> [取り組む課題]
1. 掲載文から、「私の経験では女子が10人以上集まると、かなり騒がしい。」から「あっそうか、携帯入りにくいから玄関前で電話してるのか。」までを一字一句そのまま抜き出すこと。
2. 掲載文を2文で要約すること。
3. 掲載文について、次の問いに答えること。
(a) マンションの総戸数は何戸か。
(b) 6月15日の記述で、『お疲れ様』の声が聞こえるのは何時から何時前までか。
(c) 女子社員は筆者に会うと、エレベーターに乗らずに何を使って降りて行くか。

私の住んでいる所は、住宅地とは言えないが

まあ一般的な街中の居住用マンション、

テナントも入っていない。


小学生のいる家族や新婚さんが多く、

一人暮らしは私くらい。


ワンフロアーに2戸、総数16戸、

空き部屋が3戸ぐらいある。

最上階には大家さんも住んでいる。


別に私の住まいをご紹介したい訳ではありません。

空き家の1戸に引っ越してきた住人について

不思議な事が???

それも私の家の真横に住まいとしてでは無く、

建設業の事務所が入ってきたのですが・・・・・

まったく似つかわしくない人々が

日々出入りしている???



6月8日


お隣さんが越してきてから・・・

マンション前に異様な車が止まる様になった。

大型の外車から、国産の高級車、

軽のワゴン車まで、色んな種類の車が

道路のアチコチに違法駐車されている。


それも何故か?ナゼか?なぜか!

窓には真っ黒のフィルムが張ってある。

建築関係のはずなのに、

トラックとかは見たことが無い・・・


男性社員らしき人が出入りしているが、

皆な黒っぽいスーツ姿で

作業着を着ている人は一人も居ない・・・

摩訶不思議である。


時間的にも少し変?

普通、会社というのは8時とか9時に始まり

6時とか7時に帰れると思っていたが・・・

お昼過ぎ、それも2時を回った位から出勤して来るようだ。


私はお勤めに出たことは無いが、そんな会社ってあるのかな?



6月15日


お隣の皆さんは、ほんとに良く働いているようだ、

夜中の2時から朝方の5時前まで

『お疲れ様』の声が聞こえる。

まるで新聞屋さんのよう・・・


夕方からは男性社員の方が慌ただしく出掛け出す。

出掛けたかと思うとすぐに帰ってきて、また出掛ける。

それが夜中まで続く、

まるで何かを配達するのが仕事のように、

真っ黒のフィルムを張った車で・・・


時々、女子社員の方にも遭遇する。

会社の規則が厳しいのか、エレベーターを待っていても

隣人の私に会うと、エレベーターごと譲ってくれて、

乗らずに階段を降りて行く。

男性社員の方と一緒の時も私が見る限り階段を使う、

かなり健康に気を使う会社なのだろうか?



6月22日


梅雨なのに雨の降らない日が続いたかと思うと

バケツをひっくり返したような雨!


なにげに、お隣の玄関前を見ると・・・

色とりどり、十何本の女性物の傘が・・・

えっ?事務員さんがこんなに多勢居た?


今日は会議?面接?リクリエーション?茶話会?何々?


私の経験では女子が10人以上集まると、かなり騒がしい。

でも、お隣は静か・・・

このマンションは、かなり防音効果が高いのか?


と、思っていると・・・男性の話し声が・・・うん?

それもかなり大きなボリューム・・・

『はい、はい、ありがとうございます。はい大丈夫です!』

あっそうか、携帯入りにくいから玄関前で電話してるのか。

エレベーター前は、声が筒抜けになる事を初めて知った!

> [データ抜粋]
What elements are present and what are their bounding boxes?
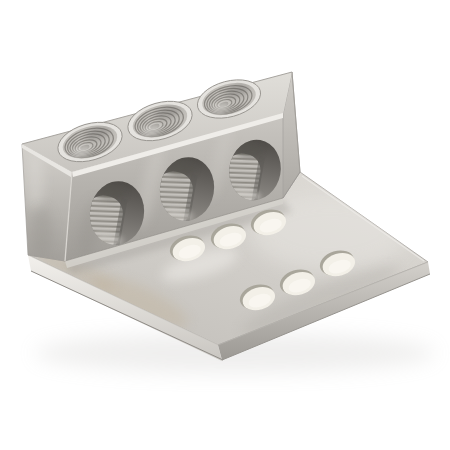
product-photo: Overhead studio photograph of a silver m… (0, 0, 450, 450)
lug-connector-illustration (0, 0, 450, 450)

> [解答]
1.
私の経験では女子が10人以上集まると、かなり騒がしい。

でも、お隣は静か・・・

このマンションは、かなり防音効果が高いのか?


と、思っていると・・・男性の話し声が・・・うん?

それもかなり大きなボリューム・・・

『はい、はい、ありがとうございます。はい大丈夫です!』

あっそうか、携帯入りにくいから玄関前で電話してるのか。

2. 筆者の住むマンションの隣の空き部屋に建設業の事務所が入ったが、黒いフィルムを張った車が違法駐車され、黒っぽいスーツ姿の男性が昼過ぎから出勤するなど、似つかわしくない様子が見られる。夜中の2時から朝方の5時前まで『お疲れ様』の声が聞こえ、雨の日には玄関前に十何本の女性物の傘が並んでいた。

3.
(a) 16戸
(b) 夜中の2時から朝方の5時前まで
(c) 階段